# start of Dataset entries

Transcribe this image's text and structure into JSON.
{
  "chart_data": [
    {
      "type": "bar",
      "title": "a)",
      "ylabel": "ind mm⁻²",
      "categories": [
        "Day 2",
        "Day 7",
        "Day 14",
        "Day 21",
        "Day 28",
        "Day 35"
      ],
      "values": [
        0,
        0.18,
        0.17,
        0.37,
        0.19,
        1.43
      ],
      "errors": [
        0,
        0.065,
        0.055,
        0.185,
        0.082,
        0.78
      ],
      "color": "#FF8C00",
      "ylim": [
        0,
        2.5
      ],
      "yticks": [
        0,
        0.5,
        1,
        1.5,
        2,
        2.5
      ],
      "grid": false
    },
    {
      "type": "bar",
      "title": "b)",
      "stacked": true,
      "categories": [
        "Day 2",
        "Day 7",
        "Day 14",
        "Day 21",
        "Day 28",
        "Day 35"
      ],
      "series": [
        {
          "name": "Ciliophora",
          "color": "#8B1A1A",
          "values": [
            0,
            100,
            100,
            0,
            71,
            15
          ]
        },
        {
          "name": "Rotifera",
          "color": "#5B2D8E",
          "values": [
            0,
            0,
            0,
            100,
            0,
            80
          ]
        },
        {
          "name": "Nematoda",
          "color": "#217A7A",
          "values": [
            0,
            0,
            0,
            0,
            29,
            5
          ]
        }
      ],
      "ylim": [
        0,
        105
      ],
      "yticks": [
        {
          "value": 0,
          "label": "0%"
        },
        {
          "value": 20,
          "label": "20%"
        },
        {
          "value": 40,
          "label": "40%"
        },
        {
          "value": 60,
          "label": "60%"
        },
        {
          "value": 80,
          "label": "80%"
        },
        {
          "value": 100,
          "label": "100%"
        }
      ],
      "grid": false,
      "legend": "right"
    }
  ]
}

# end of Dataset entries

**To do:** Reproduce the entire listing word for word.

**Expected output:**
Transcribe this image's text and structure into JSON.
{
  "chart_data": [
    {
      "type": "bar",
      "title": "a)",
      "ylabel": "ind mm⁻²",
      "categories": [
        "Day 2",
        "Day 7",
        "Day 14",
        "Day 21",
        "Day 28",
        "Day 35"
      ],
      "values": [
        0,
        0.18,
        0.17,
        0.37,
        0.19,
        1.43
      ],
      "errors": [
        0,
        0.065,
        0.055,
        0.185,
        0.082,
        0.78
      ],
      "color": "#FF8C00",
      "ylim": [
        0,
        2.5
      ],
      "yticks": [
        0,
        0.5,
        1,
        1.5,
        2,
        2.5
      ],
      "grid": false
    },
    {
      "type": "bar",
      "title": "b)",
      "stacked": true,
      "categories": [
        "Day 2",
        "Day 7",
        "Day 14",
        "Day 21",
        "Day 28",
        "Day 35"
      ],
      "series": [
        {
          "name": "Ciliophora",
          "color": "#8B1A1A",
          "values": [
            0,
            100,
            100,
            0,
            71,
            15
          ]
        },
        {
          "name": "Rotifera",
          "color": "#5B2D8E",
          "values": [
            0,
            0,
            0,
            100,
            0,
            80
          ]
        },
        {
          "name": "Nematoda",
          "color": "#217A7A",
          "values": [
            0,
            0,
            0,
            0,
            29,
            5
          ]
        }
      ],
      "ylim": [
        0,
        105
      ],
      "yticks": [
        {
          "value": 0,
          "label": "0%"
        },
        {
          "value": 20,
          "label": "20%"
        },
        {
          "value": 40,
          "label": "40%"
        },
        {
          "value": 60,
          "label": "60%"
        },
        {
          "value": 80,
          "label": "80%"
        },
        {
          "value": 100,
          "label": "100%"
        }
      ],
      "grid": false,
      "legend": "right"
    }
  ]
}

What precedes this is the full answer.